[Rows from a dataset]
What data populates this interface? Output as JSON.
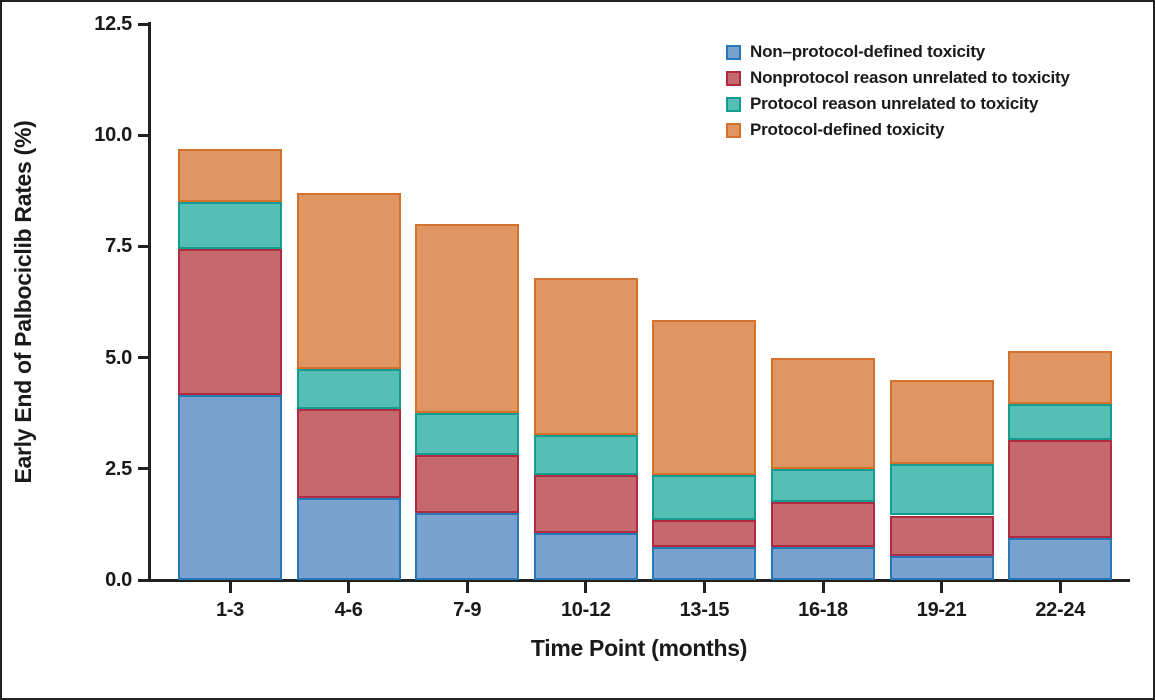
{
  "chart_data": {
    "type": "bar",
    "stacked": true,
    "title": "",
    "xlabel": "Time Point (months)",
    "ylabel": "Early End of Palbociclib Rates (%)",
    "categories": [
      "1-3",
      "4-6",
      "7-9",
      "10-12",
      "13-15",
      "16-18",
      "19-21",
      "22-24"
    ],
    "series": [
      {
        "name": "Non–protocol-defined toxicity",
        "fill": "#79A3CE",
        "border": "#2878B8",
        "values": [
          4.15,
          1.85,
          1.5,
          1.05,
          0.75,
          0.75,
          0.55,
          0.95
        ]
      },
      {
        "name": "Nonprotocol reason unrelated to toxicity",
        "fill": "#C5696D",
        "border": "#AF2B42",
        "values": [
          3.3,
          2.0,
          1.3,
          1.3,
          0.6,
          1.0,
          0.9,
          2.2
        ]
      },
      {
        "name": "Protocol reason unrelated to toxicity",
        "fill": "#56BFB5",
        "border": "#169B90",
        "values": [
          1.05,
          0.9,
          0.95,
          0.9,
          1.0,
          0.75,
          1.15,
          0.8
        ]
      },
      {
        "name": "Protocol-defined toxicity",
        "fill": "#E09663",
        "border": "#D4712B",
        "values": [
          1.2,
          3.95,
          4.25,
          3.55,
          3.5,
          2.5,
          1.9,
          1.2
        ]
      }
    ],
    "bar_totals": [
      9.7,
      8.7,
      8.0,
      6.8,
      5.85,
      5.0,
      4.5,
      5.15
    ],
    "ylim": [
      0,
      12.5
    ],
    "y_ticks": [
      0,
      2.5,
      5,
      7.5,
      10,
      12.5
    ],
    "y_tick_labels": [
      "0.0",
      "2.5",
      "5.0",
      "7.5",
      "10.0",
      "12.5"
    ],
    "grid": false,
    "legend_position": "top-right"
  }
}
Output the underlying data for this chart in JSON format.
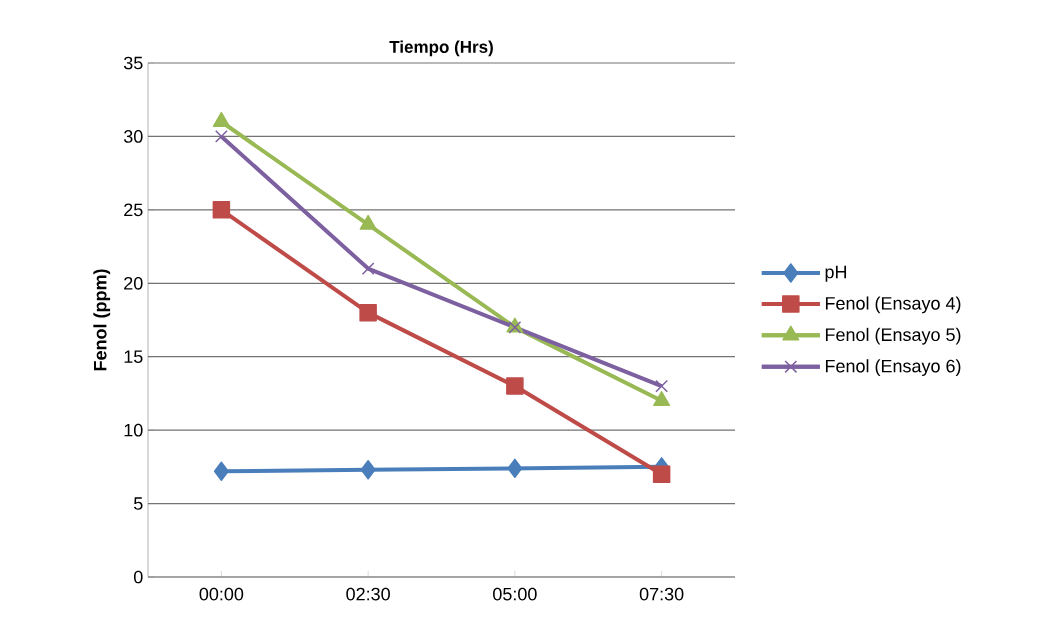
{
  "chart_data": {
    "type": "line",
    "title": "Tiempo (Hrs)",
    "ylabel": "Fenol (ppm)",
    "categories": [
      "00:00",
      "02:30",
      "05:00",
      "07:30"
    ],
    "series": [
      {
        "name": "pH",
        "color": "#4a7ebb",
        "marker": "diamond",
        "values": [
          7.2,
          7.3,
          7.4,
          7.5
        ]
      },
      {
        "name": "Fenol (Ensayo 4)",
        "color": "#be4b48",
        "marker": "square",
        "values": [
          25,
          18,
          13,
          7
        ]
      },
      {
        "name": "Fenol (Ensayo 5)",
        "color": "#98b954",
        "marker": "triangle",
        "values": [
          31,
          24,
          17,
          12
        ]
      },
      {
        "name": "Fenol (Ensayo 6)",
        "color": "#7d60a0",
        "marker": "cross",
        "values": [
          30,
          21,
          17,
          13
        ]
      }
    ],
    "ylim": [
      0,
      35
    ],
    "yticks": [
      0,
      5,
      10,
      15,
      20,
      25,
      30,
      35
    ],
    "grid": "y",
    "legend": "right",
    "line_style": "solid"
  }
}
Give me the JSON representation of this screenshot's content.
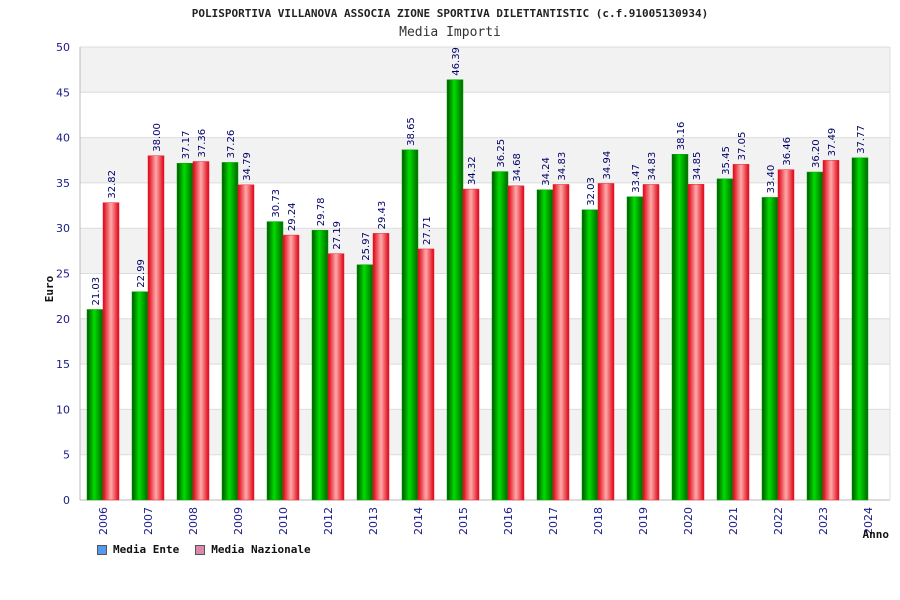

▸ **EXERCISE**
Write out again every line above exactly as given; the pictures do not belong in the copy.

▸ **TASK OUTPUT**
What data populates this interface? Output as JSON.
{
  "chart_data": {
    "type": "bar",
    "stacked": true,
    "title": "",
    "xlabel": "Time Point (months)",
    "ylabel": "Early End of Palbociclib Rates (%)",
    "categories": [
      "1-3",
      "4-6",
      "7-9",
      "10-12",
      "13-15",
      "16-18",
      "19-21",
      "22-24"
    ],
    "series": [
      {
        "name": "Non–protocol-defined toxicity",
        "fill": "#79A3CE",
        "border": "#2878B8",
        "values": [
          4.15,
          1.85,
          1.5,
          1.05,
          0.75,
          0.75,
          0.55,
          0.95
        ]
      },
      {
        "name": "Nonprotocol reason unrelated to toxicity",
        "fill": "#C5696D",
        "border": "#AF2B42",
        "values": [
          3.3,
          2.0,
          1.3,
          1.3,
          0.6,
          1.0,
          0.9,
          2.2
        ]
      },
      {
        "name": "Protocol reason unrelated to toxicity",
        "fill": "#56BFB5",
        "border": "#169B90",
        "values": [
          1.05,
          0.9,
          0.95,
          0.9,
          1.0,
          0.75,
          1.15,
          0.8
        ]
      },
      {
        "name": "Protocol-defined toxicity",
        "fill": "#E09663",
        "border": "#D4712B",
        "values": [
          1.2,
          3.95,
          4.25,
          3.55,
          3.5,
          2.5,
          1.9,
          1.2
        ]
      }
    ],
    "bar_totals": [
      9.7,
      8.7,
      8.0,
      6.8,
      5.85,
      5.0,
      4.5,
      5.15
    ],
    "ylim": [
      0,
      12.5
    ],
    "y_ticks": [
      0,
      2.5,
      5,
      7.5,
      10,
      12.5
    ],
    "y_tick_labels": [
      "0.0",
      "2.5",
      "5.0",
      "7.5",
      "10.0",
      "12.5"
    ],
    "grid": false,
    "legend_position": "top-right"
  }
}
Output the underlying data for this chart in JSON format.
{
  "chart_data": {
    "type": "line",
    "title": "Tiempo (Hrs)",
    "ylabel": "Fenol (ppm)",
    "categories": [
      "00:00",
      "02:30",
      "05:00",
      "07:30"
    ],
    "series": [
      {
        "name": "pH",
        "color": "#4a7ebb",
        "marker": "diamond",
        "values": [
          7.2,
          7.3,
          7.4,
          7.5
        ]
      },
      {
        "name": "Fenol (Ensayo 4)",
        "color": "#be4b48",
        "marker": "square",
        "values": [
          25,
          18,
          13,
          7
        ]
      },
      {
        "name": "Fenol (Ensayo 5)",
        "color": "#98b954",
        "marker": "triangle",
        "values": [
          31,
          24,
          17,
          12
        ]
      },
      {
        "name": "Fenol (Ensayo 6)",
        "color": "#7d60a0",
        "marker": "cross",
        "values": [
          30,
          21,
          17,
          13
        ]
      }
    ],
    "ylim": [
      0,
      35
    ],
    "yticks": [
      0,
      5,
      10,
      15,
      20,
      25,
      30,
      35
    ],
    "grid": "y",
    "legend": "right",
    "line_style": "solid"
  }
}
Give me the JSON representation of this screenshot's content.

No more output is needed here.